Given information:
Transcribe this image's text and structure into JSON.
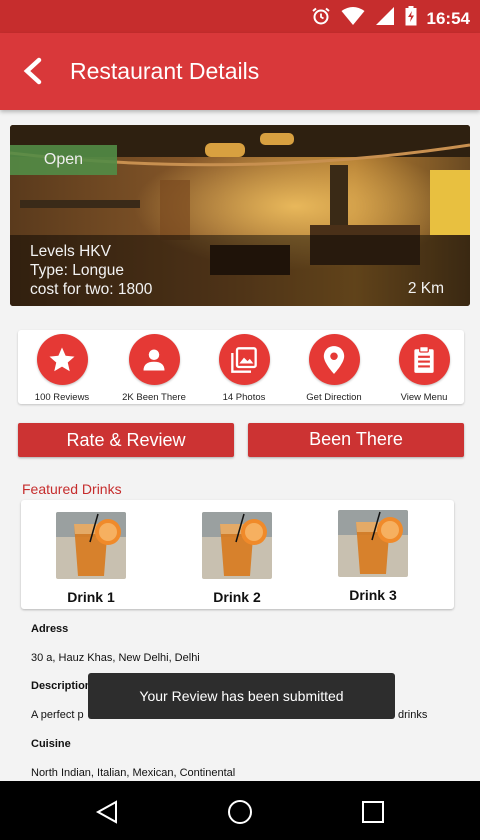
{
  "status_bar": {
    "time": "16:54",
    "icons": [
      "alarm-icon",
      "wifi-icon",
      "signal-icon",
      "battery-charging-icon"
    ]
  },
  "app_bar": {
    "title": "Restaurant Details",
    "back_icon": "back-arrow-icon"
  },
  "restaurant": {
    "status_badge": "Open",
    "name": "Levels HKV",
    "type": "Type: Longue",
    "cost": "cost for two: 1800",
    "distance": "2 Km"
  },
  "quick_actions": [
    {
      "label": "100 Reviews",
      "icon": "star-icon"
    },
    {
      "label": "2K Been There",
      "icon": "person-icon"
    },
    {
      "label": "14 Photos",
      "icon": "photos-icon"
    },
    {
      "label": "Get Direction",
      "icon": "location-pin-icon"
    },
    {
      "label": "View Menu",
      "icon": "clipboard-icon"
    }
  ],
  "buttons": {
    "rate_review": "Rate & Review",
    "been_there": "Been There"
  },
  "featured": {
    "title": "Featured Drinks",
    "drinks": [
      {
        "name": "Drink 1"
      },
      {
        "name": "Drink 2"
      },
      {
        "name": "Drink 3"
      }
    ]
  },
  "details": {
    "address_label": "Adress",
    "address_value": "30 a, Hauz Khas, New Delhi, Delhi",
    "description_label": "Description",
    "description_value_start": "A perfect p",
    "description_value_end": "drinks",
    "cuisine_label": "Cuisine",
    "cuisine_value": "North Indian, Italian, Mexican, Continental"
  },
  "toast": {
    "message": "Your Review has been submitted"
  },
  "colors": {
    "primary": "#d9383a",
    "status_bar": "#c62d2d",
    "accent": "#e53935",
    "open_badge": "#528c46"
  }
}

Exercise brief:
Output the full set of records above without changing a word, and drop the images.

Task result:
Transcribe this image's text and structure into JSON.
{
  "status_bar": {
    "time": "16:54",
    "icons": [
      "alarm-icon",
      "wifi-icon",
      "signal-icon",
      "battery-charging-icon"
    ]
  },
  "app_bar": {
    "title": "Restaurant Details",
    "back_icon": "back-arrow-icon"
  },
  "restaurant": {
    "status_badge": "Open",
    "name": "Levels HKV",
    "type": "Type: Longue",
    "cost": "cost for two: 1800",
    "distance": "2 Km"
  },
  "quick_actions": [
    {
      "label": "100 Reviews",
      "icon": "star-icon"
    },
    {
      "label": "2K Been There",
      "icon": "person-icon"
    },
    {
      "label": "14 Photos",
      "icon": "photos-icon"
    },
    {
      "label": "Get Direction",
      "icon": "location-pin-icon"
    },
    {
      "label": "View Menu",
      "icon": "clipboard-icon"
    }
  ],
  "buttons": {
    "rate_review": "Rate & Review",
    "been_there": "Been There"
  },
  "featured": {
    "title": "Featured Drinks",
    "drinks": [
      {
        "name": "Drink 1"
      },
      {
        "name": "Drink 2"
      },
      {
        "name": "Drink 3"
      }
    ]
  },
  "details": {
    "address_label": "Adress",
    "address_value": "30 a, Hauz Khas, New Delhi, Delhi",
    "description_label": "Description",
    "description_value_start": "A perfect p",
    "description_value_end": "drinks",
    "cuisine_label": "Cuisine",
    "cuisine_value": "North Indian, Italian, Mexican, Continental"
  },
  "toast": {
    "message": "Your Review has been submitted"
  },
  "colors": {
    "primary": "#d9383a",
    "status_bar": "#c62d2d",
    "accent": "#e53935",
    "open_badge": "#528c46"
  }
}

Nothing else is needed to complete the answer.